• [Directive] Find every line in the records below that holds the word "room", and copy each one.

[Collected data]
--- Start ---

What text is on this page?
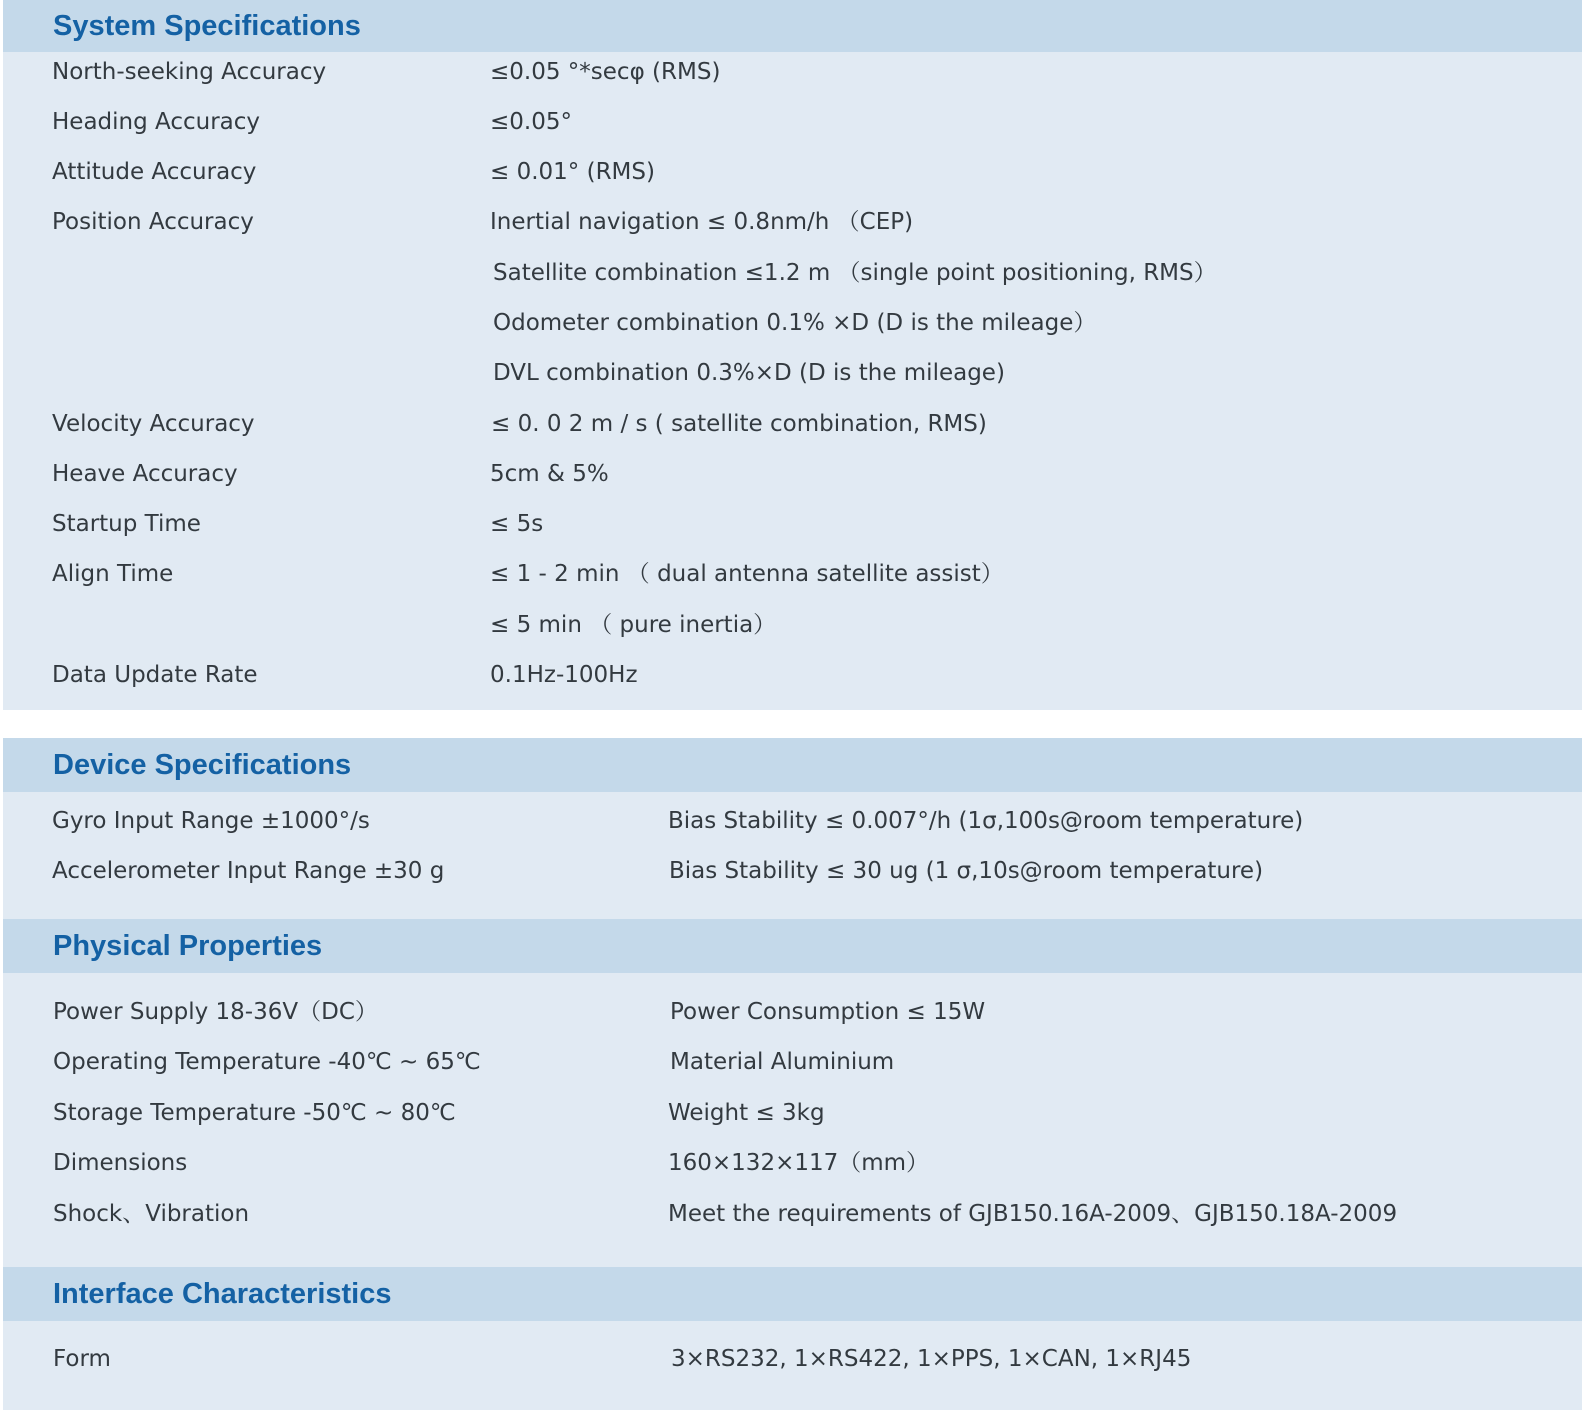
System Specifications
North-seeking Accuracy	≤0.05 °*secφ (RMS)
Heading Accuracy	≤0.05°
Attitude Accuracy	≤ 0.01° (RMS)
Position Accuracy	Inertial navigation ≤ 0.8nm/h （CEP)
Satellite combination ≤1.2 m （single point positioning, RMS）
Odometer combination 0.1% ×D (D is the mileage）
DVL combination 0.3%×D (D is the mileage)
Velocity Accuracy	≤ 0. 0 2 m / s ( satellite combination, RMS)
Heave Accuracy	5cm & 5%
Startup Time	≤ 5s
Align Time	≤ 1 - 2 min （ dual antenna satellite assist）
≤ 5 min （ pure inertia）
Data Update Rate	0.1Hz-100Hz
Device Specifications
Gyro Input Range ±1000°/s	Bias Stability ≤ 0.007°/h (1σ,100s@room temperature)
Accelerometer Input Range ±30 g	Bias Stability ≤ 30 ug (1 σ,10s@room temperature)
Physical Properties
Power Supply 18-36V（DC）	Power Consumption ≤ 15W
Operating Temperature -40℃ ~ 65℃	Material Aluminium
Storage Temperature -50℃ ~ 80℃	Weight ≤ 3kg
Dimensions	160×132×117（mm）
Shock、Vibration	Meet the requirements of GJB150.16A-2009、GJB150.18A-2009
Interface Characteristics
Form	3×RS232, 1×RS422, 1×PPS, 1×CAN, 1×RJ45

--- End ---

• [Written solution]
Gyro Input Range ±1000°/s	Bias Stability ≤ 0.007°/h (1σ,100s@room temperature)
Accelerometer Input Range ±30 g	Bias Stability ≤ 30 ug (1 σ,10s@room temperature)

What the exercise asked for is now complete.